DOCUMENT EXCERPT:

-- Begin --

Mark Whitehead 09 November 2018

Exclusive: Regulator accuses Allied Healthcare of misleading councils and renews collapse warning

A major provider of care for the elderly has been accused by the Government regulator of misleading local authorities and undermining an official warning that it is at risk of imminent collapse.

The Care Quality Commission told Allied Healthcare it had failed to provide the assurance of its financial security which it claimed in a letter sent to councils.

It followed a warning this week that the company, one of the biggest providers of care services in the UK, is likely to go bust at the end of this month because it has not lined up a new lender to support its business.

The company today declined to comment on whether it had signed a deal for continued financing, citing commercial confidentiality, but said its current lender had expressed 'willingness' to continue providing a service until January.

Newly-appointed Allied Healthcare chief executive Narinder Singh wrote to councils which contract the company to provide care services on Tuesday saying he was 'surprised and disappointed' by the CQC's intervention which was 'premature and unwarranted'.

He told the councils he wanted 'to reassure you in absolute terms that we remain able to deliver safe continuity of care across our operations'.

Mr Singh said talks were proceeding with potential lenders and an offer of financing was 'on the table'.

-- End --

TASKS FOR THIS EXERCISE:
• 1. Change "Markdown" to "Notes" in the listing lines from the first line up to and including the line containing "brand[interactable]: HyperDX <box>13", leaving everything else in those lines unchanged.
• 2. Continue the news article on the regulator's warning about Allied Healthcare from the point where it ends.

RAW DATA:
-- Begin --

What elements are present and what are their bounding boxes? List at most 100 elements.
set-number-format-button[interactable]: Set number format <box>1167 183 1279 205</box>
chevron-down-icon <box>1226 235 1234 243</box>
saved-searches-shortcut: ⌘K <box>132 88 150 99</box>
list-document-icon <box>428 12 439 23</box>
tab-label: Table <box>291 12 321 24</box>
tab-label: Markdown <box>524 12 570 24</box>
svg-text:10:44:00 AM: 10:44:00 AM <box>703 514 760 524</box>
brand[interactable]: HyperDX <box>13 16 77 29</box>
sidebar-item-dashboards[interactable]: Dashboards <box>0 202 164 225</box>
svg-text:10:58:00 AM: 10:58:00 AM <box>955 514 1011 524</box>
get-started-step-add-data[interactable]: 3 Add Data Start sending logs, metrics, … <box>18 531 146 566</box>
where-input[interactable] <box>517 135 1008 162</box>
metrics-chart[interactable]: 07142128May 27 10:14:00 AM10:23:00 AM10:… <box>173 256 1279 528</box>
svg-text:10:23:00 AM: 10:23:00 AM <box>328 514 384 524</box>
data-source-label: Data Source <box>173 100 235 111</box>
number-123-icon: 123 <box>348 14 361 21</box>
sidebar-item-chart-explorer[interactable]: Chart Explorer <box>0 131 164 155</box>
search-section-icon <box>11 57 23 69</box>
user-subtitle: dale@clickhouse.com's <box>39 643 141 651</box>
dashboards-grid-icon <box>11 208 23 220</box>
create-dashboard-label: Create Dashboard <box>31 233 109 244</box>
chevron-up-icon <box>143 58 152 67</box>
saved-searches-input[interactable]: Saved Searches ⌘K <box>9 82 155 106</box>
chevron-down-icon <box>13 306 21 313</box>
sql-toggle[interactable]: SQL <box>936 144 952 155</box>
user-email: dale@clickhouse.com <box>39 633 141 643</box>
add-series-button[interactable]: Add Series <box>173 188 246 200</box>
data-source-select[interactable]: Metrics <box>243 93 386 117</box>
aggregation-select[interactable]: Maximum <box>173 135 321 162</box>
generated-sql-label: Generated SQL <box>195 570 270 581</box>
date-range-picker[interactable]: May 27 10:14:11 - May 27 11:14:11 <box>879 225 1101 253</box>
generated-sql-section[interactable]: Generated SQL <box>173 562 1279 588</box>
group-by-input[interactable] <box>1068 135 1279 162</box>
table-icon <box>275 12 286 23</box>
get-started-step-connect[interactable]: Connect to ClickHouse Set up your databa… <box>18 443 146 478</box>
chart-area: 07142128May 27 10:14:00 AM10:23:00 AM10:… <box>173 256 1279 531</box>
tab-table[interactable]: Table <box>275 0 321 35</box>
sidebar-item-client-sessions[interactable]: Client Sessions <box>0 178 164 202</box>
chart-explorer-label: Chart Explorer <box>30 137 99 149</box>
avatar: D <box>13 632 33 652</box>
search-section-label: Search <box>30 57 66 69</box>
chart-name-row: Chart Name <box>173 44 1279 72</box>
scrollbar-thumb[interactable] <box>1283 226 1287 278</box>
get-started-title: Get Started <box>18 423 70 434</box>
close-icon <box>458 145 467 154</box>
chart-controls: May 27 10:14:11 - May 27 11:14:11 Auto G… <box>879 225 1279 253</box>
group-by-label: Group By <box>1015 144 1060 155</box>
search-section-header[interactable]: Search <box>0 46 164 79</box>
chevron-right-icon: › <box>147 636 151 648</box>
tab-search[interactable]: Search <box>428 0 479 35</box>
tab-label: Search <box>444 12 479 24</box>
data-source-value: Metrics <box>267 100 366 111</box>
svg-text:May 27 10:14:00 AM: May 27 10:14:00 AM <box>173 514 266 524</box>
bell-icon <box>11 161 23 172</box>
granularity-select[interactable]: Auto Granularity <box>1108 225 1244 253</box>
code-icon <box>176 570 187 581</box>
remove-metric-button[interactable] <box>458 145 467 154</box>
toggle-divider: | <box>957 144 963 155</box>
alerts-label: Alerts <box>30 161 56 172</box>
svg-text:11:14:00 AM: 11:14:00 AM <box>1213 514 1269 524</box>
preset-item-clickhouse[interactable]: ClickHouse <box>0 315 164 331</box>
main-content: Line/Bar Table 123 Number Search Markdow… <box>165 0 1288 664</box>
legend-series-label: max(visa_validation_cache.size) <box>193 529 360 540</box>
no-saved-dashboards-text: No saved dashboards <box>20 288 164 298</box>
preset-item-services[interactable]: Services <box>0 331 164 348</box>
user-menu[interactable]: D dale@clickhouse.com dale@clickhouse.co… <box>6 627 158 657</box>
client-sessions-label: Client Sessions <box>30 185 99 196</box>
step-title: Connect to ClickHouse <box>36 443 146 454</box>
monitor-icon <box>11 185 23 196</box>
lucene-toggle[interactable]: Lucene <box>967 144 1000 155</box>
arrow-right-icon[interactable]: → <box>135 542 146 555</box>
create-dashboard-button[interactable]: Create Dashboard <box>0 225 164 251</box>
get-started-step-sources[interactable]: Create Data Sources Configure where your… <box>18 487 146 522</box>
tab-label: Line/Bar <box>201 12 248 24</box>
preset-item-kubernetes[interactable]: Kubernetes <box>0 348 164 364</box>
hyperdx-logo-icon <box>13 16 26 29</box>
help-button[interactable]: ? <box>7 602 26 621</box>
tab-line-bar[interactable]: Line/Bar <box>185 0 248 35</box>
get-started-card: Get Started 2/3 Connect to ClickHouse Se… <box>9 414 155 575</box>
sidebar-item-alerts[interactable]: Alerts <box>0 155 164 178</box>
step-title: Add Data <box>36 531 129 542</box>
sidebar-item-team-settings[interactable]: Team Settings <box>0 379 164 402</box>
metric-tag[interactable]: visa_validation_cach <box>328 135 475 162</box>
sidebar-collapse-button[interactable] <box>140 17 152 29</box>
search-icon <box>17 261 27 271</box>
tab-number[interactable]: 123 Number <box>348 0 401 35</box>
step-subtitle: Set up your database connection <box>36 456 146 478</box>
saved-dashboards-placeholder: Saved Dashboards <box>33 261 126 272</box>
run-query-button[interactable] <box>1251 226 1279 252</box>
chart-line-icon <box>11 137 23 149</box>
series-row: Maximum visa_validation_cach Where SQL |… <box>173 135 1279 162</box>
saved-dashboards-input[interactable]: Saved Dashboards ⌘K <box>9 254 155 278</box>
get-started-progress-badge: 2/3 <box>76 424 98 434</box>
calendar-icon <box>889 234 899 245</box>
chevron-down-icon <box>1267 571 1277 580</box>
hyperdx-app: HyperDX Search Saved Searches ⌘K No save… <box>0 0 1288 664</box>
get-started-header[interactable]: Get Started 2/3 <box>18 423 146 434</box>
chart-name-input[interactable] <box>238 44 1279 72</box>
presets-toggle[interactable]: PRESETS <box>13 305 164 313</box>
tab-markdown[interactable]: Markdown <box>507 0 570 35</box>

-- End --

TASK-BY-TASK RESULTS:
• 1.
What elements are present and what are their bounding boxes? List at most 100 elements.
set-number-format-button[interactable]: Set number format <box>1167 183 1279 205</box>
chevron-down-icon <box>1226 235 1234 243</box>
saved-searches-shortcut: ⌘K <box>132 88 150 99</box>
list-document-icon <box>428 12 439 23</box>
tab-label: Table <box>291 12 321 24</box>
tab-label: Notes <box>524 12 570 24</box>
svg-text:10:44:00 AM: 10:44:00 AM <box>703 514 760 524</box>
brand[interactable]: HyperDX <box>13 16 77 29</box>

• 2.
He accused the CQC of ignoring his reassurance 'in spite of the robust evidence we have provided'.

However, a letter seen by LocalGov from CQC chief inspector of adult care Andrea Sutcliffe responding to Mr Singh says if he had provided the assurances he claimed it would not have been necessary to issue the 'Section 6' warning over the company's future.

She said the company had failed to meet several deadlines for providing information on new lending facilities after the end of November.

The company was already 'significantly adrift' on the key performance indicators for the number of hours of care it was paid to provide and this was getting worse.

It had only a 'very limited track record' of winning new tenders following a debt restructuring deal struck earlier this year and had not been able to confirm an agreement with a new lender.

Ms Sutcliffe said it was not 'ordinary' as claimed to take refinancing of lending facilities to expiry date and pointed out that having an offer of financing 'on the table' was not binding.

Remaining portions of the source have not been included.